> **DIRECTIONS FOR THIS TASK**: Switch "share-button" to "share-btn" throughout the material from its first line through the line containing "joined-info: Joined Dec", and leave everything else as it is. Return only those lines.
#### RECORDS PROVIDED ####
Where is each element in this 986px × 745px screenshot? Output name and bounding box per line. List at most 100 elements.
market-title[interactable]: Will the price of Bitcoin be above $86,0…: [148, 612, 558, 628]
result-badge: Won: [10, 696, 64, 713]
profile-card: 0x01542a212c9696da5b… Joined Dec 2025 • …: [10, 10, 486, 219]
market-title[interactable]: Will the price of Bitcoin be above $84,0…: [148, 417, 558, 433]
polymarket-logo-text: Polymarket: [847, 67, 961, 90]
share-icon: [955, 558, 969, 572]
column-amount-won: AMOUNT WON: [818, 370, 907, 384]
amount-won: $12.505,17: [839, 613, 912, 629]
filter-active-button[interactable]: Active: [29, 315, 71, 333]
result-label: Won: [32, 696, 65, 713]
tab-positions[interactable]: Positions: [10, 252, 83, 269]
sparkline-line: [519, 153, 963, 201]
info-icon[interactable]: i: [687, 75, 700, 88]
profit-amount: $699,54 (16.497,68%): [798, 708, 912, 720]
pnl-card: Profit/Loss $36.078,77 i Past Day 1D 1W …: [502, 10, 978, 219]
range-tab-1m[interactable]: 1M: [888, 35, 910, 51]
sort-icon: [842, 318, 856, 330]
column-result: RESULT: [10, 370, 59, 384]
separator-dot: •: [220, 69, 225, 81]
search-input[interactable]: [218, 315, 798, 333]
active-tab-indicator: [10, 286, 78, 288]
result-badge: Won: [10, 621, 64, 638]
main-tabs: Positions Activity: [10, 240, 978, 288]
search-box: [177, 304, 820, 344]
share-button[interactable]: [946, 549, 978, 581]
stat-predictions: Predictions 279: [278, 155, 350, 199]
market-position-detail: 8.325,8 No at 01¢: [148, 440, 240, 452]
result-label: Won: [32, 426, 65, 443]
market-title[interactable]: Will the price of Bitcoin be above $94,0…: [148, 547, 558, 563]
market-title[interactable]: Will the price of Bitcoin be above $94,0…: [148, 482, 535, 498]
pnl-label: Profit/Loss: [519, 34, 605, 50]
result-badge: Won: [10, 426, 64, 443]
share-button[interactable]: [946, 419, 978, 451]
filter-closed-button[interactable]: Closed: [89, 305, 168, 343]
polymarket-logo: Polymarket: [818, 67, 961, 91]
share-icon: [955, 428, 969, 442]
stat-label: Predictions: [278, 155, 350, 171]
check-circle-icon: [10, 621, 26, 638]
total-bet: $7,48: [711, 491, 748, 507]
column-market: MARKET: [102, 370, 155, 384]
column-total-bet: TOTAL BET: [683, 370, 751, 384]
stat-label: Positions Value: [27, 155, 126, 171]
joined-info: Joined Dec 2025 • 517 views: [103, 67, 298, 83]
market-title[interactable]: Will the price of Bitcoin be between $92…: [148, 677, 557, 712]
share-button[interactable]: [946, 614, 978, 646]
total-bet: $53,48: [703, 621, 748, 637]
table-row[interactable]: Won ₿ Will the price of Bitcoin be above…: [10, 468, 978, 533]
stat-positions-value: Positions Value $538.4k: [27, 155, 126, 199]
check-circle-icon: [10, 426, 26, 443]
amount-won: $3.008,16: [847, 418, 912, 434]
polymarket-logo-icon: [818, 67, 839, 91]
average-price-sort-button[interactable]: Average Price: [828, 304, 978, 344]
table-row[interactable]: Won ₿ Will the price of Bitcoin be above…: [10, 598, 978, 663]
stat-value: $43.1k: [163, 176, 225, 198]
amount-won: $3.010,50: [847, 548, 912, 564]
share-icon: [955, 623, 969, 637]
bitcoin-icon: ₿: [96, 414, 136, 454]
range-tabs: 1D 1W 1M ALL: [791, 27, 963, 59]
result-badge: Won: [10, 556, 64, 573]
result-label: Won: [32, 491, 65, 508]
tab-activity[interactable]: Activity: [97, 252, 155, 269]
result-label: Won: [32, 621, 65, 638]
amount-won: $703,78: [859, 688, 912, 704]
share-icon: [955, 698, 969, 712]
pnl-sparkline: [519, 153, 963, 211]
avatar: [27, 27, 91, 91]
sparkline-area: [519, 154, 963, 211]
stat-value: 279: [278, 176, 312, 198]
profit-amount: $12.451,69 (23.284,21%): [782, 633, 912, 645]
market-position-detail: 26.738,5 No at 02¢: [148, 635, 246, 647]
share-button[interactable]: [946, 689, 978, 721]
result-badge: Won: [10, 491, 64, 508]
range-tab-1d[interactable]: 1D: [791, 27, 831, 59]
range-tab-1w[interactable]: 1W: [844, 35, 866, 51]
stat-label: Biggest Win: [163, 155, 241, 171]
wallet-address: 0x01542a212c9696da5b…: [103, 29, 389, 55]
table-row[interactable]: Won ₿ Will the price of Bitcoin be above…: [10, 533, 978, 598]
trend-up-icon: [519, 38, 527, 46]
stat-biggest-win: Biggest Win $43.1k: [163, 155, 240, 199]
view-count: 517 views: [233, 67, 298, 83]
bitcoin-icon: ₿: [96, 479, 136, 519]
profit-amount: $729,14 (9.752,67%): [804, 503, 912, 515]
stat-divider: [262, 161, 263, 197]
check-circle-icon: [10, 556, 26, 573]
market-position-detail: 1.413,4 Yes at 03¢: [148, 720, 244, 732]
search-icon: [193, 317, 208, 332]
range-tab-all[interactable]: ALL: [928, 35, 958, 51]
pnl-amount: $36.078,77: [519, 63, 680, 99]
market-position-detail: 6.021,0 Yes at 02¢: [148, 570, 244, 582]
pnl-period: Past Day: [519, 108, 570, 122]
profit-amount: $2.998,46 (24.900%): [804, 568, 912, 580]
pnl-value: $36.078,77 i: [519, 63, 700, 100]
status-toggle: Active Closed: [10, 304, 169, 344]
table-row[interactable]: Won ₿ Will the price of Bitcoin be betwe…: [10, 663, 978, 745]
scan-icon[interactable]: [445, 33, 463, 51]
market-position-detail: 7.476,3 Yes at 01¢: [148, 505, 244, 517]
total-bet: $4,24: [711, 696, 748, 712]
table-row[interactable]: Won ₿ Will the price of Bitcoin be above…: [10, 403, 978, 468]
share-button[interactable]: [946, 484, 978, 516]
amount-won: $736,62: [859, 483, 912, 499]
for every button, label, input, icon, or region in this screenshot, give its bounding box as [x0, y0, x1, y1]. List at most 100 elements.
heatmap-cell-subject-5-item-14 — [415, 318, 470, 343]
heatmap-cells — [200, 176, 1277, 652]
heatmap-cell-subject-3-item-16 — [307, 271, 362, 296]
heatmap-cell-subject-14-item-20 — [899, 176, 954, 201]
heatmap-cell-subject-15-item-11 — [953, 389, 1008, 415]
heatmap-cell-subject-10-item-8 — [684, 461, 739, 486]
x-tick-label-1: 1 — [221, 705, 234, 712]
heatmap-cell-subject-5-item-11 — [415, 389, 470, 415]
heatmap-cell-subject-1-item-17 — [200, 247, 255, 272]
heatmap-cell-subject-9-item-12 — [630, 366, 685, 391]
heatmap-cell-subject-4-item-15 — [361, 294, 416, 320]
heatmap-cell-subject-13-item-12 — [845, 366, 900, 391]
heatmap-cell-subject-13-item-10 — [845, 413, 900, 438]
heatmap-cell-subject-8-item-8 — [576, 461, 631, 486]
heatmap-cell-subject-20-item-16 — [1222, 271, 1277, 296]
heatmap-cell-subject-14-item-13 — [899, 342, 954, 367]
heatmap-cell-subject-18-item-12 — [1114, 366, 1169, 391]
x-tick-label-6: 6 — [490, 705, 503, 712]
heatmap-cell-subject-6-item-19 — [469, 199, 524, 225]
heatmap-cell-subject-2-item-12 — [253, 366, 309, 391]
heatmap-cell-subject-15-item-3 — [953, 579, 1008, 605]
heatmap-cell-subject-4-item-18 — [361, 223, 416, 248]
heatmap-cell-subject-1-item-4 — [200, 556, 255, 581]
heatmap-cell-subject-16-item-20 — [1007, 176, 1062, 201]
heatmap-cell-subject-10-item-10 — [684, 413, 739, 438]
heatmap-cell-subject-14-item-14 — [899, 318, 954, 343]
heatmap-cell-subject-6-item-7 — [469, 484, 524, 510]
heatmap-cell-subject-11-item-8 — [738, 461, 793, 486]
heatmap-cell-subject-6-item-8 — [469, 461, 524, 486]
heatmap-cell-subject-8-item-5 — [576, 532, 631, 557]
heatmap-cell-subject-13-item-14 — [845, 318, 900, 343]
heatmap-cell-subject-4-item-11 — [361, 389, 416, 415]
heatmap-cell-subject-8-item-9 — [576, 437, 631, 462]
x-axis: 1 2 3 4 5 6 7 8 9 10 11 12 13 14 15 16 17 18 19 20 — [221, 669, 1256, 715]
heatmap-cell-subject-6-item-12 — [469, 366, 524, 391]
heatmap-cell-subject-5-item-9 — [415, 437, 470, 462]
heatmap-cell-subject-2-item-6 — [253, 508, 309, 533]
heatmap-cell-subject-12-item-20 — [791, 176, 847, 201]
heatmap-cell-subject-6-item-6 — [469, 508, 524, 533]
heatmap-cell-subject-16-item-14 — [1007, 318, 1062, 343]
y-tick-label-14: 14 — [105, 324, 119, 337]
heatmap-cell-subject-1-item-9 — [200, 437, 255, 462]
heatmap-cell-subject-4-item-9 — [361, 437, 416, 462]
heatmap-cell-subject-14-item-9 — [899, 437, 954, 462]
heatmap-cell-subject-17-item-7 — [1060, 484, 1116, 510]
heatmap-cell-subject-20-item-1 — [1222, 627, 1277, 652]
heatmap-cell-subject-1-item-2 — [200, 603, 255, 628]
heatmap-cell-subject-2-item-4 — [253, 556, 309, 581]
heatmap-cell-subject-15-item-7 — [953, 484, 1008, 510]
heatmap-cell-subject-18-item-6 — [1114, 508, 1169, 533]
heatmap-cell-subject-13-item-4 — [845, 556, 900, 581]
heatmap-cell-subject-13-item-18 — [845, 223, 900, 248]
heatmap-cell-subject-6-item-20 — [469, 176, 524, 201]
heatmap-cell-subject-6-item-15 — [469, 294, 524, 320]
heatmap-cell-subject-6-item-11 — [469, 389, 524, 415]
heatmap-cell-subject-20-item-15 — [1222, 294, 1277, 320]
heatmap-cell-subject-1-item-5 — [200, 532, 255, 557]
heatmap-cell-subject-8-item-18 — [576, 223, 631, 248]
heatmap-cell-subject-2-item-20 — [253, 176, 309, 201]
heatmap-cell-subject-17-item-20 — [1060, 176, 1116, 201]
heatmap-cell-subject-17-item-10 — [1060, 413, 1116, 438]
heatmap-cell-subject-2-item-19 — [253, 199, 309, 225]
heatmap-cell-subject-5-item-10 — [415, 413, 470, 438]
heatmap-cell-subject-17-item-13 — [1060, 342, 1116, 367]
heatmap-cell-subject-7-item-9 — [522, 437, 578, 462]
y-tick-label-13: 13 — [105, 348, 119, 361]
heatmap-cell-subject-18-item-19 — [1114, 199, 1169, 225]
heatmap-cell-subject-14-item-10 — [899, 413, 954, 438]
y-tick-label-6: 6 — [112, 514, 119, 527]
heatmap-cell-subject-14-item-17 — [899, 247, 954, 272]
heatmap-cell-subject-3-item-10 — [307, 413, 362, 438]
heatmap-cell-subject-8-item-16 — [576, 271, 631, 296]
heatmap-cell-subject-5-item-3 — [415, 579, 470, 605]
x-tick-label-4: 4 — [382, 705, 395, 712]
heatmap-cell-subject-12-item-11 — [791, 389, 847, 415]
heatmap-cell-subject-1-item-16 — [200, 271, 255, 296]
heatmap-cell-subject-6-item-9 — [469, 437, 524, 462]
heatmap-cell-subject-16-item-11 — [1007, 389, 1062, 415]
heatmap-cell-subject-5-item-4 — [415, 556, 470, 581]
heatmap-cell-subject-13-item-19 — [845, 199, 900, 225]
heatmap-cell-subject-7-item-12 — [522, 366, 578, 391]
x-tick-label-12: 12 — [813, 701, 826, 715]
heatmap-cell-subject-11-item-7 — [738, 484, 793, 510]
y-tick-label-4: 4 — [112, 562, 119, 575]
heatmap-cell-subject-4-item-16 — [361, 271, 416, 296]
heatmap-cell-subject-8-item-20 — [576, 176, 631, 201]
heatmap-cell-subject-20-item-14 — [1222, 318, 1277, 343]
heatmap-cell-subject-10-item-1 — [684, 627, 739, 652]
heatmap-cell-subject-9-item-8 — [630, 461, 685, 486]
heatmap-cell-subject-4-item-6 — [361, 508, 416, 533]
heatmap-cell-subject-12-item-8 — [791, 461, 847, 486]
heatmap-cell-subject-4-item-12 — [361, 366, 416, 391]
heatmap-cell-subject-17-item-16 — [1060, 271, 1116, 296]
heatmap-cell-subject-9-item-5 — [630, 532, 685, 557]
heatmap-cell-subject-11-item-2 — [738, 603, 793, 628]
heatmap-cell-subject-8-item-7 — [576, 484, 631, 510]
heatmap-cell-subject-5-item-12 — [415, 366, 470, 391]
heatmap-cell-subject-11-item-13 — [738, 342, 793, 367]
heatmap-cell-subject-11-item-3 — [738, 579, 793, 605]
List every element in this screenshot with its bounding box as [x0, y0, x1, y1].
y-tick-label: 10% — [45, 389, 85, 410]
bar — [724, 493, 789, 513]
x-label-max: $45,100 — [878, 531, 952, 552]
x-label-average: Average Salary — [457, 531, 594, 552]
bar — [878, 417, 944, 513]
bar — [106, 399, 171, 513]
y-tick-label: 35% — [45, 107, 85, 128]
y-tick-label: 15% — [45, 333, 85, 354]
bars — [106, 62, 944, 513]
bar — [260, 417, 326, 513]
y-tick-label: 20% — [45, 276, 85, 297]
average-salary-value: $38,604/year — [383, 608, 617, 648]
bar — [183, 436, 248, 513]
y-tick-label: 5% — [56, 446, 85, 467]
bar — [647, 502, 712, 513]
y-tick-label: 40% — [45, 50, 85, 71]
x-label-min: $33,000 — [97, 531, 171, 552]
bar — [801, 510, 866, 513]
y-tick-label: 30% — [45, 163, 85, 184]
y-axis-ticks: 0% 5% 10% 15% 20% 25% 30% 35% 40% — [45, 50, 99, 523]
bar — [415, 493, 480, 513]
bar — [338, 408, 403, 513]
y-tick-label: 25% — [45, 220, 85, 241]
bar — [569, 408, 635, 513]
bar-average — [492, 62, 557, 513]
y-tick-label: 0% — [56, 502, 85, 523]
####
> **RESPONSE TO THIS TASK**:
Where is each element in this 986px × 745px screenshot? Output name and bounding box per line. List at most 100 elements.
market-title[interactable]: Will the price of Bitcoin be above $86,0…: [148, 612, 558, 628]
result-badge: Won: [10, 696, 64, 713]
profile-card: 0x01542a212c9696da5b… Joined Dec 2025 • …: [10, 10, 486, 219]
market-title[interactable]: Will the price of Bitcoin be above $84,0…: [148, 417, 558, 433]
polymarket-logo-text: Polymarket: [847, 67, 961, 90]
share-icon: [955, 558, 969, 572]
column-amount-won: AMOUNT WON: [818, 370, 907, 384]
amount-won: $12.505,17: [839, 613, 912, 629]
filter-active-button[interactable]: Active: [29, 315, 71, 333]
result-label: Won: [32, 696, 65, 713]
tab-positions[interactable]: Positions: [10, 252, 83, 269]
sparkline-line: [519, 153, 963, 201]
info-icon[interactable]: i: [687, 75, 700, 88]
profit-amount: $699,54 (16.497,68%): [798, 708, 912, 720]
pnl-card: Profit/Loss $36.078,77 i Past Day 1D 1W …: [502, 10, 978, 219]
range-tab-1m[interactable]: 1M: [888, 35, 910, 51]
sort-icon: [842, 318, 856, 330]
column-result: RESULT: [10, 370, 59, 384]
separator-dot: •: [220, 69, 225, 81]
search-input[interactable]: [218, 315, 798, 333]
active-tab-indicator: [10, 286, 78, 288]
result-badge: Won: [10, 621, 64, 638]
main-tabs: Positions Activity: [10, 240, 978, 288]
search-box: [177, 304, 820, 344]
share-btn[interactable]: [946, 549, 978, 581]
stat-predictions: Predictions 279: [278, 155, 350, 199]
market-position-detail: 8.325,8 No at 01¢: [148, 440, 240, 452]
result-label: Won: [32, 426, 65, 443]
market-title[interactable]: Will the price of Bitcoin be above $94,0…: [148, 547, 558, 563]
market-title[interactable]: Will the price of Bitcoin be above $94,0…: [148, 482, 535, 498]
pnl-label: Profit/Loss: [519, 34, 605, 50]
result-badge: Won: [10, 426, 64, 443]
share-btn[interactable]: [946, 419, 978, 451]
filter-closed-button[interactable]: Closed: [89, 305, 168, 343]
polymarket-logo: Polymarket: [818, 67, 961, 91]
share-icon: [955, 428, 969, 442]
stat-label: Predictions: [278, 155, 350, 171]
check-circle-icon: [10, 621, 26, 638]
total-bet: $7,48: [711, 491, 748, 507]
column-market: MARKET: [102, 370, 155, 384]
column-total-bet: TOTAL BET: [683, 370, 751, 384]
stat-label: Positions Value: [27, 155, 126, 171]
joined-info: Joined Dec 2025 • 517 views: [103, 67, 298, 83]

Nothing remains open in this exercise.